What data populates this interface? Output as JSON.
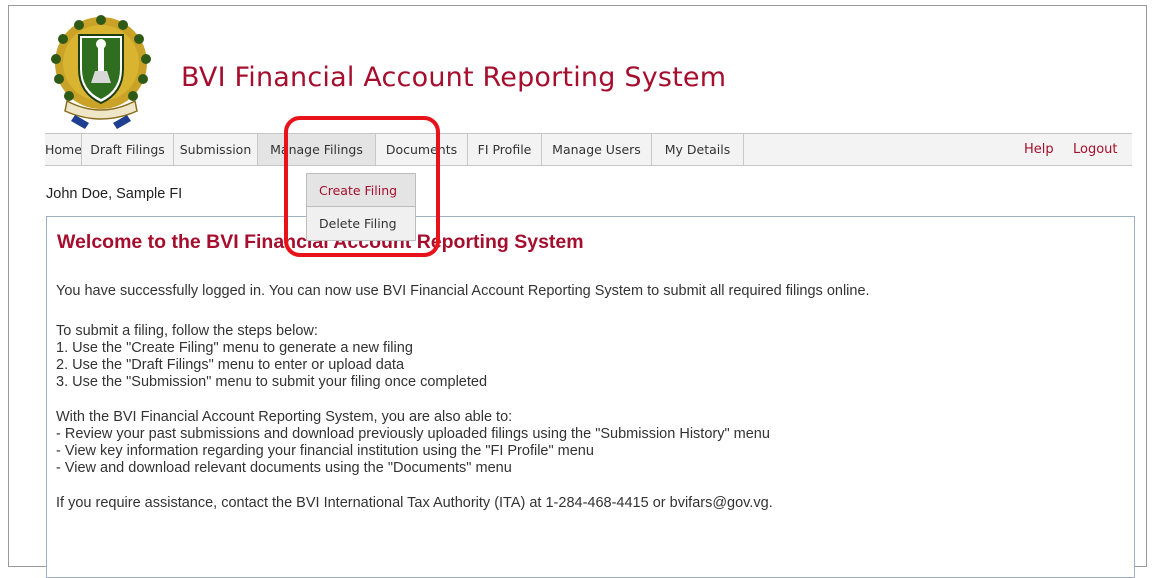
{
  "header": {
    "title": "BVI Financial Account Reporting System",
    "logo_icon": "bvi-coat-of-arms-icon"
  },
  "nav": {
    "items": [
      {
        "label": "Home"
      },
      {
        "label": "Draft Filings"
      },
      {
        "label": "Submission"
      },
      {
        "label": "Manage Filings"
      },
      {
        "label": "Documents"
      },
      {
        "label": "FI Profile"
      },
      {
        "label": "Manage Users"
      },
      {
        "label": "My Details"
      }
    ],
    "help_label": "Help",
    "logout_label": "Logout"
  },
  "dropdown": {
    "items": [
      {
        "label": "Create Filing"
      },
      {
        "label": "Delete Filing"
      }
    ]
  },
  "user_line": "John Doe, Sample FI",
  "main": {
    "welcome": "Welcome to the BVI Financial Account Reporting System",
    "intro": "You have successfully logged in. You can now use BVI Financial Account Reporting System to submit all required filings online.",
    "steps_heading": "To submit a filing, follow the steps below:",
    "steps": [
      "1. Use the \"Create Filing\" menu to generate a new filing",
      "2. Use the \"Draft Filings\" menu to enter or upload data",
      "3. Use the \"Submission\" menu to submit your filing once completed"
    ],
    "also_heading": "With the BVI Financial Account Reporting System, you are also able to:",
    "also_items": [
      "- Review your past submissions and download previously uploaded filings using the \"Submission History\" menu",
      "- View key information regarding your financial institution using the \"FI Profile\" menu",
      "- View and download relevant documents using the \"Documents\" menu"
    ],
    "assistance": "If you require assistance, contact the BVI International Tax Authority (ITA) at 1-284-468-4415 or bvifars@gov.vg."
  },
  "colors": {
    "brand_red": "#a50e2d",
    "highlight_red": "#e8121b",
    "panel_border": "#9fb0c6"
  }
}
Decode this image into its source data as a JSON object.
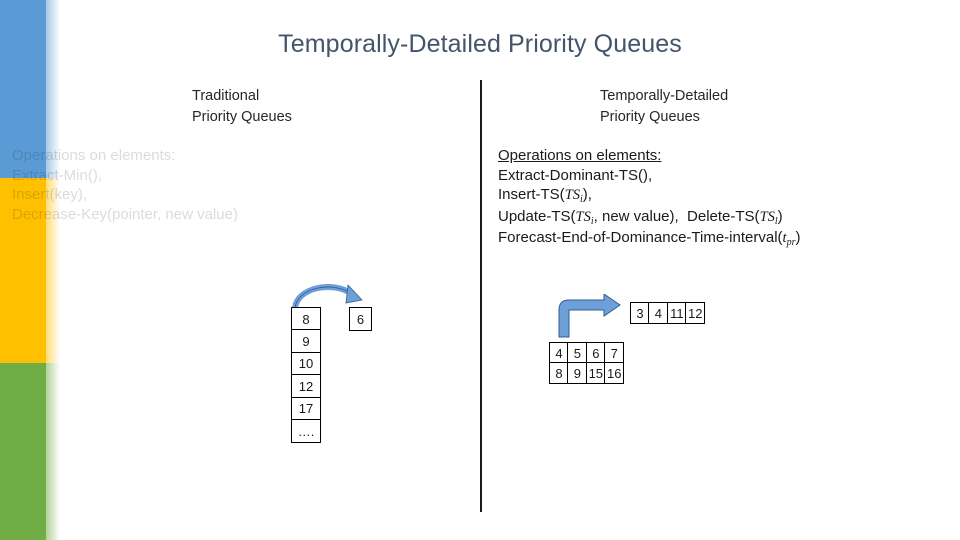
{
  "slide": {
    "title": "Temporally-Detailed Priority Queues"
  },
  "columns": {
    "left": {
      "header": "Traditional\nPriority Queues",
      "ghost_operations": {
        "heading": "Operations on elements:",
        "lines": [
          "Extract-Min(),",
          "Insert(key),",
          "Decrease-Key(pointer, new value)"
        ],
        "full_text": "Operations on elements:\nExtract-Min(),\nInsert(key),\nDecrease-Key(pointer, new value)"
      },
      "queue": {
        "cells": [
          "8",
          "9",
          "10",
          "12",
          "17",
          "…."
        ],
        "extracted_cell": "6"
      },
      "arrow": "curved-extract-arrow"
    },
    "right": {
      "header": "Temporally-Detailed\nPriority Queues",
      "operations": {
        "heading": "Operations on elements:",
        "line1": "Extract-Dominant-TS(),",
        "line2_prefix": "Insert-TS(",
        "line2_arg": "TS",
        "line2_sub": "i",
        "line2_suffix": "),",
        "line3_a_prefix": "Update-TS(",
        "line3_a_arg": "TS",
        "line3_a_sub": "i",
        "line3_a_mid": ", new value),",
        "line3_b_prefix": "Delete-TS(",
        "line3_b_arg": "TS",
        "line3_b_sub": "l",
        "line3_b_suffix": ")",
        "line4_prefix": "Forecast-End-of-Dominance-Time-interval(",
        "line4_arg": "t",
        "line4_sub": "pr",
        "line4_suffix": ")"
      },
      "top_row": {
        "cells": [
          "3",
          "4",
          "11",
          "12"
        ]
      },
      "grid": {
        "rows": [
          [
            "4",
            "5",
            "6",
            "7"
          ],
          [
            "8",
            "9",
            "15",
            "16"
          ]
        ]
      },
      "arrow": "elbow-extract-arrow"
    }
  },
  "theme": {
    "title_color": "#44546a",
    "band_blue": "#5b9bd5",
    "band_amber": "#ffc000",
    "band_green": "#70ad47",
    "arrow_fill": "#6f9fd8",
    "arrow_stroke": "#2e5e96",
    "text_color": "#1a1a1a",
    "box_border": "#000000"
  }
}
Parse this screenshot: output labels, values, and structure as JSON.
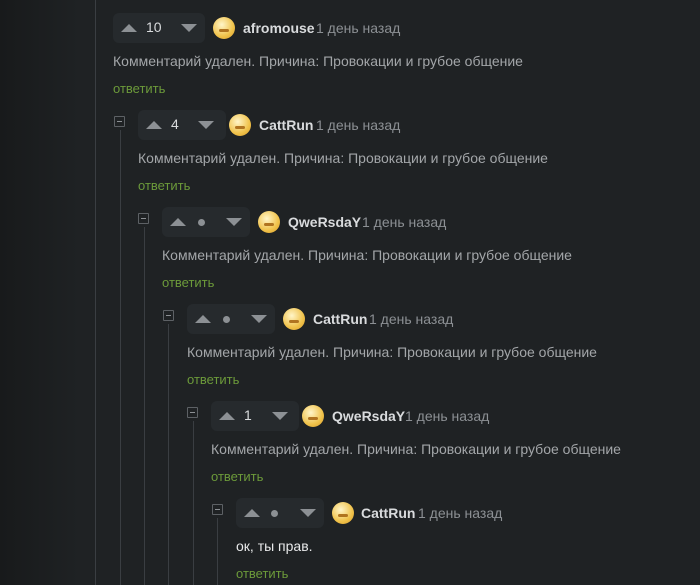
{
  "comments": [
    {
      "author": "afromouse",
      "time": "1 день назад",
      "rating": "10",
      "body": "Комментарий удален. Причина: Провокации и грубое общение",
      "reply": "ответить"
    },
    {
      "author": "CattRun",
      "time": "1 день назад",
      "rating": "4",
      "body": "Комментарий удален. Причина: Провокации и грубое общение",
      "reply": "ответить"
    },
    {
      "author": "QweRsdaY",
      "time": "1 день назад",
      "rating": null,
      "body": "Комментарий удален. Причина: Провокации и грубое общение",
      "reply": "ответить"
    },
    {
      "author": "CattRun",
      "time": "1 день назад",
      "rating": null,
      "body": "Комментарий удален. Причина: Провокации и грубое общение",
      "reply": "ответить"
    },
    {
      "author": "QweRsdaY",
      "time": "1 день назад",
      "rating": "1",
      "body": "Комментарий удален. Причина: Провокации и грубое общение",
      "reply": "ответить"
    },
    {
      "author": "CattRun",
      "time": "1 день назад",
      "rating": null,
      "body": "ок, ты прав.",
      "reply": "ответить"
    }
  ],
  "colors": {
    "background": "#1f2224",
    "reply_link": "#6c9a3a",
    "deleted_text": "#a3a6a9"
  }
}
---
- Instruction:
Reproduce all of the data exactly, omitting each picture it holds.

- Response:
What data populates this interface? Output as JSON.
{
  "header": {
    "title": "BVI Financial Account Reporting System",
    "logo_icon": "bvi-coat-of-arms-icon"
  },
  "nav": {
    "items": [
      {
        "label": "Home"
      },
      {
        "label": "Draft Filings"
      },
      {
        "label": "Submission"
      },
      {
        "label": "Manage Filings"
      },
      {
        "label": "Documents"
      },
      {
        "label": "FI Profile"
      },
      {
        "label": "Manage Users"
      },
      {
        "label": "My Details"
      }
    ],
    "help_label": "Help",
    "logout_label": "Logout"
  },
  "dropdown": {
    "items": [
      {
        "label": "Create Filing"
      },
      {
        "label": "Delete Filing"
      }
    ]
  },
  "user_line": "John Doe, Sample FI",
  "main": {
    "welcome": "Welcome to the BVI Financial Account Reporting System",
    "intro": "You have successfully logged in. You can now use BVI Financial Account Reporting System to submit all required filings online.",
    "steps_heading": "To submit a filing, follow the steps below:",
    "steps": [
      "1. Use the \"Create Filing\" menu to generate a new filing",
      "2. Use the \"Draft Filings\" menu to enter or upload data",
      "3. Use the \"Submission\" menu to submit your filing once completed"
    ],
    "also_heading": "With the BVI Financial Account Reporting System, you are also able to:",
    "also_items": [
      "- Review your past submissions and download previously uploaded filings using the \"Submission History\" menu",
      "- View key information regarding your financial institution using the \"FI Profile\" menu",
      "- View and download relevant documents using the \"Documents\" menu"
    ],
    "assistance": "If you require assistance, contact the BVI International Tax Authority (ITA) at 1-284-468-4415 or bvifars@gov.vg."
  },
  "colors": {
    "brand_red": "#a50e2d",
    "highlight_red": "#e8121b",
    "panel_border": "#9fb0c6"
  }
}
Decode this image into its source data as a JSON object.
{
  "slide": {
    "title": "Temporally-Detailed Priority Queues"
  },
  "columns": {
    "left": {
      "header": "Traditional\nPriority Queues",
      "ghost_operations": {
        "heading": "Operations on elements:",
        "lines": [
          "Extract-Min(),",
          "Insert(key),",
          "Decrease-Key(pointer, new value)"
        ],
        "full_text": "Operations on elements:\nExtract-Min(),\nInsert(key),\nDecrease-Key(pointer, new value)"
      },
      "queue": {
        "cells": [
          "8",
          "9",
          "10",
          "12",
          "17",
          "…."
        ],
        "extracted_cell": "6"
      },
      "arrow": "curved-extract-arrow"
    },
    "right": {
      "header": "Temporally-Detailed\nPriority Queues",
      "operations": {
        "heading": "Operations on elements:",
        "line1": "Extract-Dominant-TS(),",
        "line2_prefix": "Insert-TS(",
        "line2_arg": "TS",
        "line2_sub": "i",
        "line2_suffix": "),",
        "line3_a_prefix": "Update-TS(",
        "line3_a_arg": "TS",
        "line3_a_sub": "i",
        "line3_a_mid": ", new value),",
        "line3_b_prefix": "Delete-TS(",
        "line3_b_arg": "TS",
        "line3_b_sub": "l",
        "line3_b_suffix": ")",
        "line4_prefix": "Forecast-End-of-Dominance-Time-interval(",
        "line4_arg": "t",
        "line4_sub": "pr",
        "line4_suffix": ")"
      },
      "top_row": {
        "cells": [
          "3",
          "4",
          "11",
          "12"
        ]
      },
      "grid": {
        "rows": [
          [
            "4",
            "5",
            "6",
            "7"
          ],
          [
            "8",
            "9",
            "15",
            "16"
          ]
        ]
      },
      "arrow": "elbow-extract-arrow"
    }
  },
  "theme": {
    "title_color": "#44546a",
    "band_blue": "#5b9bd5",
    "band_amber": "#ffc000",
    "band_green": "#70ad47",
    "arrow_fill": "#6f9fd8",
    "arrow_stroke": "#2e5e96",
    "text_color": "#1a1a1a",
    "box_border": "#000000"
  }
}
Parse this screenshot: output labels, values, and structure as JSON.
{
  "comments": [
    {
      "author": "afromouse",
      "time": "1 день назад",
      "rating": "10",
      "body": "Комментарий удален. Причина: Провокации и грубое общение",
      "reply": "ответить"
    },
    {
      "author": "CattRun",
      "time": "1 день назад",
      "rating": "4",
      "body": "Комментарий удален. Причина: Провокации и грубое общение",
      "reply": "ответить"
    },
    {
      "author": "QweRsdaY",
      "time": "1 день назад",
      "rating": null,
      "body": "Комментарий удален. Причина: Провокации и грубое общение",
      "reply": "ответить"
    },
    {
      "author": "CattRun",
      "time": "1 день назад",
      "rating": null,
      "body": "Комментарий удален. Причина: Провокации и грубое общение",
      "reply": "ответить"
    },
    {
      "author": "QweRsdaY",
      "time": "1 день назад",
      "rating": "1",
      "body": "Комментарий удален. Причина: Провокации и грубое общение",
      "reply": "ответить"
    },
    {
      "author": "CattRun",
      "time": "1 день назад",
      "rating": null,
      "body": "ок, ты прав.",
      "reply": "ответить"
    }
  ],
  "colors": {
    "background": "#1f2224",
    "reply_link": "#6c9a3a",
    "deleted_text": "#a3a6a9"
  }
}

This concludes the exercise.